Copy out the listing exactly.

--- --- ---

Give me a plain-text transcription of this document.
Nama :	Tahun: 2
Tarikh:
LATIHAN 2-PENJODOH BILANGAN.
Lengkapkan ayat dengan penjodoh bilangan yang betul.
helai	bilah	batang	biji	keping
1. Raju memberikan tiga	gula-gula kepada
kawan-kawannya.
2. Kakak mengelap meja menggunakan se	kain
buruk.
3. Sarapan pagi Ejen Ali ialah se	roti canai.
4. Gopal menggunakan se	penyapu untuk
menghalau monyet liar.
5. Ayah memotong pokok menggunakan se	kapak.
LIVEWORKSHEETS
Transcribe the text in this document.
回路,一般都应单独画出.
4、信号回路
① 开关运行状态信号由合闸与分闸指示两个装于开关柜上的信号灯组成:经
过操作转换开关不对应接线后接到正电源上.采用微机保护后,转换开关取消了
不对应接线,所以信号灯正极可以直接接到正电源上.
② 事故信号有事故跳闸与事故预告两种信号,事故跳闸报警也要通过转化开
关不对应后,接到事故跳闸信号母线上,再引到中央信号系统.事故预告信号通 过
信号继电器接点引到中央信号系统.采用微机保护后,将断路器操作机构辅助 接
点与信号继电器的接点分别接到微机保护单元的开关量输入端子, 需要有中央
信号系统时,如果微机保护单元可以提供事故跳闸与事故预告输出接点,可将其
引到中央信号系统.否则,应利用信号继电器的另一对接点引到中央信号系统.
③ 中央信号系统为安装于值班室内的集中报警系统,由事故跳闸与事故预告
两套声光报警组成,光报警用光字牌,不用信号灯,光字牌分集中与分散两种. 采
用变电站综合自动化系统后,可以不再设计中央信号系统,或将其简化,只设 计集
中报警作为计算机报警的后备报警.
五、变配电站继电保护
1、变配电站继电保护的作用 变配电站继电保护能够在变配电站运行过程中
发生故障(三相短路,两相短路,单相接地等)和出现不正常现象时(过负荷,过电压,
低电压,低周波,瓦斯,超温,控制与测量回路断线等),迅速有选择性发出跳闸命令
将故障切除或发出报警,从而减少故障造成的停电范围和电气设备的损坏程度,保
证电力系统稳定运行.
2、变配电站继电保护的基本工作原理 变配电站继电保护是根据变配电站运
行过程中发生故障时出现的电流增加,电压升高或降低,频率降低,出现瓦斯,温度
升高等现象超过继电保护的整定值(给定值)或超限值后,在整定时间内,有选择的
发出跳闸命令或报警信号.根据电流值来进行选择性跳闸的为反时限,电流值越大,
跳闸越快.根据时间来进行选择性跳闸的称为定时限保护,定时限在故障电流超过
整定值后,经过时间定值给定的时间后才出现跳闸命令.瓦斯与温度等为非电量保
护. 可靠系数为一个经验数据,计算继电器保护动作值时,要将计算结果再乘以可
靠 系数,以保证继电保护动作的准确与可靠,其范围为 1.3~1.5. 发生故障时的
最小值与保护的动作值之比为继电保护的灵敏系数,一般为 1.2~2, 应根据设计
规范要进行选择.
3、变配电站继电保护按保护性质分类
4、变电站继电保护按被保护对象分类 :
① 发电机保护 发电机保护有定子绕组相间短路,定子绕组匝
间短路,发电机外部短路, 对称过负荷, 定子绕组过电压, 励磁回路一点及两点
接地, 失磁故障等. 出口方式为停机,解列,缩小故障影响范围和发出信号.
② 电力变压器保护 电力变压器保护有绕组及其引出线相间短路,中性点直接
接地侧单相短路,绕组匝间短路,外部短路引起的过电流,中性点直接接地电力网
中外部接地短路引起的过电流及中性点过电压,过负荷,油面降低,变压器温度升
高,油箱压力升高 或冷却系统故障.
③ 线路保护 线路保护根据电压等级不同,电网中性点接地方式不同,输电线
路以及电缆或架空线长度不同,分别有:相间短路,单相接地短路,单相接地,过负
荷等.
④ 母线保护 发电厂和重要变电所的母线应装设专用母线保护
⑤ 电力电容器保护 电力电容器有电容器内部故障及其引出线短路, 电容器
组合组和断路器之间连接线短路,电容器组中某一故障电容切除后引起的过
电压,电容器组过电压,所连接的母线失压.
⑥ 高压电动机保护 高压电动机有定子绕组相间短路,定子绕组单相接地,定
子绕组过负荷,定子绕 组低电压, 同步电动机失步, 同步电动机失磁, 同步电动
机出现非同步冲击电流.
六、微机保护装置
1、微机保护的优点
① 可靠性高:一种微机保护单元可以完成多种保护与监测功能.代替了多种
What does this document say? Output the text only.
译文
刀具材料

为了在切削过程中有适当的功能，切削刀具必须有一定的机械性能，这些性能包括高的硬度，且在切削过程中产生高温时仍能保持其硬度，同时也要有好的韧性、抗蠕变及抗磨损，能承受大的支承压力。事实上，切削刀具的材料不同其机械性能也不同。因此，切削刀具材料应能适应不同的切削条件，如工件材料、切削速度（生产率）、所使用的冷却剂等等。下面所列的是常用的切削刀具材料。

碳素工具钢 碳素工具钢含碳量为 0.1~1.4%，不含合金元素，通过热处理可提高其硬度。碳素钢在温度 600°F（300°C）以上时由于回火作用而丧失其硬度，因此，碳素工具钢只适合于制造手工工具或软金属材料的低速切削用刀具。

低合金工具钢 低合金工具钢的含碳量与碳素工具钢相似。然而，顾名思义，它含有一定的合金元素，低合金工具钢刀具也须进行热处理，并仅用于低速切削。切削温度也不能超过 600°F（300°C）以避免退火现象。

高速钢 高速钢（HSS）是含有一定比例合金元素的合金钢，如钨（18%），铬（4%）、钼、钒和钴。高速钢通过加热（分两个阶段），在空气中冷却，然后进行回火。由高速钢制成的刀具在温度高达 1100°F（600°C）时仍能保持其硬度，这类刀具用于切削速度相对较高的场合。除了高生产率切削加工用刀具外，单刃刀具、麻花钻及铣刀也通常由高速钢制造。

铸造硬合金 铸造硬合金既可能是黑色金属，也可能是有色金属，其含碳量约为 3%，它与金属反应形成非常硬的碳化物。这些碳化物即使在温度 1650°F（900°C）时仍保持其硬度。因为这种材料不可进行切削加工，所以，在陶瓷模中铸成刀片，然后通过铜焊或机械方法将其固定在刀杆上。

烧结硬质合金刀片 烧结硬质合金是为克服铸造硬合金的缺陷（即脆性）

--- --- ---

#### [Exercise result]
Give me a plain-text transcription of this document.
Nama :	Tahun: 2
Tarikh:
LATIHAN 2-PENJODOH BILANGAN.
Lengkapkan ayat dengan penjodoh bilangan yang betul.
helai	bilah	batang	biji	keping
1. Raju memberikan tiga	gula-gula kepada
kawan-kawannya.
2. Kakak mengelap meja menggunakan se	kain
buruk.
3. Sarapan pagi Ejen Ali ialah se	roti canai.
4. Gopal menggunakan se	penyapu untuk
menghalau monyet liar.
5. Ayah memotong pokok menggunakan se	kapak.
LIVEWORKSHEETS
Transcribe the text in this document.
回路,一般都应单独画出.
4、信号回路
① 开关运行状态信号由合闸与分闸指示两个装于开关柜上的信号灯组成:经
过操作转换开关不对应接线后接到正电源上.采用微机保护后,转换开关取消了
不对应接线,所以信号灯正极可以直接接到正电源上.
② 事故信号有事故跳闸与事故预告两种信号,事故跳闸报警也要通过转化开
关不对应后,接到事故跳闸信号母线上,再引到中央信号系统.事故预告信号通 过
信号继电器接点引到中央信号系统.采用微机保护后,将断路器操作机构辅助 接
点与信号继电器的接点分别接到微机保护单元的开关量输入端子, 需要有中央
信号系统时,如果微机保护单元可以提供事故跳闸与事故预告输出接点,可将其
引到中央信号系统.否则,应利用信号继电器的另一对接点引到中央信号系统.
③ 中央信号系统为安装于值班室内的集中报警系统,由事故跳闸与事故预告
两套声光报警组成,光报警用光字牌,不用信号灯,光字牌分集中与分散两种. 采
用变电站综合自动化系统后,可以不再设计中央信号系统,或将其简化,只设 计集
中报警作为计算机报警的后备报警.
五、变配电站继电保护
1、变配电站继电保护的作用 变配电站继电保护能够在变配电站运行过程中
发生故障(三相短路,两相短路,单相接地等)和出现不正常现象时(过负荷,过电压,
低电压,低周波,瓦斯,超温,控制与测量回路断线等),迅速有选择性发出跳闸命令
将故障切除或发出报警,从而减少故障造成的停电范围和电气设备的损坏程度,保
证电力系统稳定运行.
2、变配电站继电保护的基本工作原理 变配电站继电保护是根据变配电站运
行过程中发生故障时出现的电流增加,电压升高或降低,频率降低,出现瓦斯,温度
升高等现象超过继电保护的整定值(给定值)或超限值后,在整定时间内,有选择的
发出跳闸命令或报警信号.根据电流值来进行选择性跳闸的为反时限,电流值越大,
跳闸越快.根据时间来进行选择性跳闸的称为定时限保护,定时限在故障电流超过
整定值后,经过时间定值给定的时间后才出现跳闸命令.瓦斯与温度等为非电量保
护. 可靠系数为一个经验数据,计算继电器保护动作值时,要将计算结果再乘以可
靠 系数,以保证继电保护动作的准确与可靠,其范围为 1.3~1.5. 发生故障时的
最小值与保护的动作值之比为继电保护的灵敏系数,一般为 1.2~2, 应根据设计
规范要进行选择.
3、变配电站继电保护按保护性质分类
4、变电站继电保护按被保护对象分类 :
① 发电机保护 发电机保护有定子绕组相间短路,定子绕组匝
间短路,发电机外部短路, 对称过负荷, 定子绕组过电压, 励磁回路一点及两点
接地, 失磁故障等. 出口方式为停机,解列,缩小故障影响范围和发出信号.
② 电力变压器保护 电力变压器保护有绕组及其引出线相间短路,中性点直接
接地侧单相短路,绕组匝间短路,外部短路引起的过电流,中性点直接接地电力网
中外部接地短路引起的过电流及中性点过电压,过负荷,油面降低,变压器温度升
高,油箱压力升高 或冷却系统故障.
③ 线路保护 线路保护根据电压等级不同,电网中性点接地方式不同,输电线
路以及电缆或架空线长度不同,分别有:相间短路,单相接地短路,单相接地,过负
荷等.
④ 母线保护 发电厂和重要变电所的母线应装设专用母线保护
⑤ 电力电容器保护 电力电容器有电容器内部故障及其引出线短路, 电容器
组合组和断路器之间连接线短路,电容器组中某一故障电容切除后引起的过
电压,电容器组过电压,所连接的母线失压.
⑥ 高压电动机保护 高压电动机有定子绕组相间短路,定子绕组单相接地,定
子绕组过负荷,定子绕 组低电压, 同步电动机失步, 同步电动机失磁, 同步电动
机出现非同步冲击电流.
六、微机保护装置
1、微机保护的优点
① 可靠性高:一种微机保护单元可以完成多种保护与监测功能.代替了多种
What does this document say? Output the text only.
译文
刀具材料

为了在切削过程中有适当的功能，切削刀具必须有一定的机械性能，这些性能包括高的硬度，且在切削过程中产生高温时仍能保持其硬度，同时也要有好的韧性、抗蠕变及抗磨损，能承受大的支承压力。事实上，切削刀具的材料不同其机械性能也不同。因此，切削刀具材料应能适应不同的切削条件，如工件材料、切削速度（生产率）、所使用的冷却剂等等。下面所列的是常用的切削刀具材料。

碳素工具钢 碳素工具钢含碳量为 0.1~1.4%，不含合金元素，通过热处理可提高其硬度。碳素钢在温度 600°F（300°C）以上时由于回火作用而丧失其硬度，因此，碳素工具钢只适合于制造手工工具或软金属材料的低速切削用刀具。

低合金工具钢 低合金工具钢的含碳量与碳素工具钢相似。然而，顾名思义，它含有一定的合金元素，低合金工具钢刀具也须进行热处理，并仅用于低速切削。切削温度也不能超过 600°F（300°C）以避免退火现象。

高速钢 高速钢（HSS）是含有一定比例合金元素的合金钢，如钨（18%），铬（4%）、钼、钒和钴。高速钢通过加热（分两个阶段），在空气中冷却，然后进行回火。由高速钢制成的刀具在温度高达 1100°F（600°C）时仍能保持其硬度，这类刀具用于切削速度相对较高的场合。除了高生产率切削加工用刀具外，单刃刀具、麻花钻及铣刀也通常由高速钢制造。

铸造硬合金 铸造硬合金既可能是黑色金属，也可能是有色金属，其含碳量约为 3%，它与金属反应形成非常硬的碳化物。这些碳化物即使在温度 1650°F（900°C）时仍保持其硬度。因为这种材料不可进行切削加工，所以，在陶瓷模中铸成刀片，然后通过铜焊或机械方法将其固定在刀杆上。

烧结硬质合金刀片 烧结硬质合金是为克服铸造硬合金的缺陷（即脆性）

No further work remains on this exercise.